Identify each line below containing the string "View" and copy it.

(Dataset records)
__________________________________________________
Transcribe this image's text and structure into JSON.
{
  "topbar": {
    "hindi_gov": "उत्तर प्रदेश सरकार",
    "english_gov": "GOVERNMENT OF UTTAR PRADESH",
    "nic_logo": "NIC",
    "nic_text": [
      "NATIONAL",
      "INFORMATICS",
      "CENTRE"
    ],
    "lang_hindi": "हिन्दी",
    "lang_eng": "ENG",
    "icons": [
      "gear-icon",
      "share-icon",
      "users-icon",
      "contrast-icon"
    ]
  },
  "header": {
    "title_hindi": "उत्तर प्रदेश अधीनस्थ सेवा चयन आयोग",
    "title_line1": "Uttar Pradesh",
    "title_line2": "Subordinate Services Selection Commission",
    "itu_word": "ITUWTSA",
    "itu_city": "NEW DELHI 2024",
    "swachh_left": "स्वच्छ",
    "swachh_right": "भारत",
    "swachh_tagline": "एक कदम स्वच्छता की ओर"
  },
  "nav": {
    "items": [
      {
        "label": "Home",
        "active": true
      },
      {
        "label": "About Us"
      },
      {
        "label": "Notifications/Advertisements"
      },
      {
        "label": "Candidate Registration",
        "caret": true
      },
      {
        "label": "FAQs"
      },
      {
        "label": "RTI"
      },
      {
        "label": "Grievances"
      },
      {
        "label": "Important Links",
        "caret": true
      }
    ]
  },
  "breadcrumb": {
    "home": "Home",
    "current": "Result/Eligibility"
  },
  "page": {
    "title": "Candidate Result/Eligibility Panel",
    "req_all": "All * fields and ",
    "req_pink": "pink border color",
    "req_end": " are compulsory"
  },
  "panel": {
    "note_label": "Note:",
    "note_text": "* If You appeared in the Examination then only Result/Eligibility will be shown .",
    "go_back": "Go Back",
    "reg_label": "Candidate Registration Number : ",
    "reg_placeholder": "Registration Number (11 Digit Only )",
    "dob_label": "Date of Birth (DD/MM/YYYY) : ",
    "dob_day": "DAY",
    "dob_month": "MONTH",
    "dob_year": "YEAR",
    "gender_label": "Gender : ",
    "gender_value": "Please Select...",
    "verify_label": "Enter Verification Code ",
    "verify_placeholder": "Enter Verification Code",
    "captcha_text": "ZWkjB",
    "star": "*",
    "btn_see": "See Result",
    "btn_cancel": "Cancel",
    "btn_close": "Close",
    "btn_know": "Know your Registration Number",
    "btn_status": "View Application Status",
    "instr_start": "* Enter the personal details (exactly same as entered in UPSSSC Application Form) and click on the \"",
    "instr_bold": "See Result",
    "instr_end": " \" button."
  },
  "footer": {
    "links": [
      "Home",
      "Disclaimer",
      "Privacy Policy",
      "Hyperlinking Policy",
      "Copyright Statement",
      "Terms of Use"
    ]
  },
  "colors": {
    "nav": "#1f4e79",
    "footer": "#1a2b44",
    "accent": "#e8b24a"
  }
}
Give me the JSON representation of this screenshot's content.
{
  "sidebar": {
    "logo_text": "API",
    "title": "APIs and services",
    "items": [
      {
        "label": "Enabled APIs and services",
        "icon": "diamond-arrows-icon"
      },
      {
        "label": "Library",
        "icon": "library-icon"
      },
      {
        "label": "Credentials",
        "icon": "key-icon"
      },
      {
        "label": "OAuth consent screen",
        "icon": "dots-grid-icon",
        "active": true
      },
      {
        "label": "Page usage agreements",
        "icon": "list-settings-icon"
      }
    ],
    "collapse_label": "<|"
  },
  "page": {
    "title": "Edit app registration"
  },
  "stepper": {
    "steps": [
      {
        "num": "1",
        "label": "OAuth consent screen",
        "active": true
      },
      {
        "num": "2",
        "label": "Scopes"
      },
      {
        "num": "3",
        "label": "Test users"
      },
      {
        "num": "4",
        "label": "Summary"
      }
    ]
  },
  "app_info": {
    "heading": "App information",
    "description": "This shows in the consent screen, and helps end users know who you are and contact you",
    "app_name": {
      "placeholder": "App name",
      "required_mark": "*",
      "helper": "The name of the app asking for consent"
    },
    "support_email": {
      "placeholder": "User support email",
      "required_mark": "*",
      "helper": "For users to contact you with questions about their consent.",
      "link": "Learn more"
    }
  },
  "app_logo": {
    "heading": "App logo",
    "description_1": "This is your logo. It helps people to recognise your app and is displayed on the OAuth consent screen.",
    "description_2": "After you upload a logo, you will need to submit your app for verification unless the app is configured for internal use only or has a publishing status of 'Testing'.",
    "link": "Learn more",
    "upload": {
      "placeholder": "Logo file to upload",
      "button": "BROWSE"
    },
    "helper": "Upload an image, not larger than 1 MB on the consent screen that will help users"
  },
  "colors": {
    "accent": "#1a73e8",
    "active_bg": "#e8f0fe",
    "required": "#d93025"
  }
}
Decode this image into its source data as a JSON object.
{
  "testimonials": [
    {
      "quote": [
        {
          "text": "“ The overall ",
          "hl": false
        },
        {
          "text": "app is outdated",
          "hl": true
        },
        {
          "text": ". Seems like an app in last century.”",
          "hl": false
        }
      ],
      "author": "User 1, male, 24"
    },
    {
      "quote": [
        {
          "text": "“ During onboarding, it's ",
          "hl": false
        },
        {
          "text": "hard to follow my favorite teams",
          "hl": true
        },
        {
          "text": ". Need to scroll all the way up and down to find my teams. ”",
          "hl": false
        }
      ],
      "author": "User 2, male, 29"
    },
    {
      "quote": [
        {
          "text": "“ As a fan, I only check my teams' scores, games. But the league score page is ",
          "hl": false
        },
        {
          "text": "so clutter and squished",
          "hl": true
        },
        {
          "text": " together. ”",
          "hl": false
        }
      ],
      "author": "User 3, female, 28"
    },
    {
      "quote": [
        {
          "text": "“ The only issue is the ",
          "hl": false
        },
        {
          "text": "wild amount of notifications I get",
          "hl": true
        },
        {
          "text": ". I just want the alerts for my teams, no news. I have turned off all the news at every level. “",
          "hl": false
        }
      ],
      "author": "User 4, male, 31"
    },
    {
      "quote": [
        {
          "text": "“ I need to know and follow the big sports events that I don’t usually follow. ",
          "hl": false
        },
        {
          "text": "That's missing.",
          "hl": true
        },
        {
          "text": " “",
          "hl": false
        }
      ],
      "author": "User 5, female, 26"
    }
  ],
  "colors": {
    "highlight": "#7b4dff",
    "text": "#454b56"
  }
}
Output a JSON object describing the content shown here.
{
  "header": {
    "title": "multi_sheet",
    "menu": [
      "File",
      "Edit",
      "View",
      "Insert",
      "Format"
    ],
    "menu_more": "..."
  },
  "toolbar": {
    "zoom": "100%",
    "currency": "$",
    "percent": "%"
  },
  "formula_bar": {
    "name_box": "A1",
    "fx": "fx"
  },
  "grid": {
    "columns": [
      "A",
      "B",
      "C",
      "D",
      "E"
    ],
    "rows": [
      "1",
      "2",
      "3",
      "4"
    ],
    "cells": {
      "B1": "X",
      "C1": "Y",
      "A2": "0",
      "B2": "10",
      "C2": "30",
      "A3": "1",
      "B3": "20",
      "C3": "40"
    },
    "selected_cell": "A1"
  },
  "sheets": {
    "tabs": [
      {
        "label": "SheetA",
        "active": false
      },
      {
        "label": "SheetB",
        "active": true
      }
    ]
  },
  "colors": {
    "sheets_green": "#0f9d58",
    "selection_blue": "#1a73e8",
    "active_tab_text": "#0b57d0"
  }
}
__________________________________________________
■ Exercise solution
    "btn_status": "View Application Status",
      "View",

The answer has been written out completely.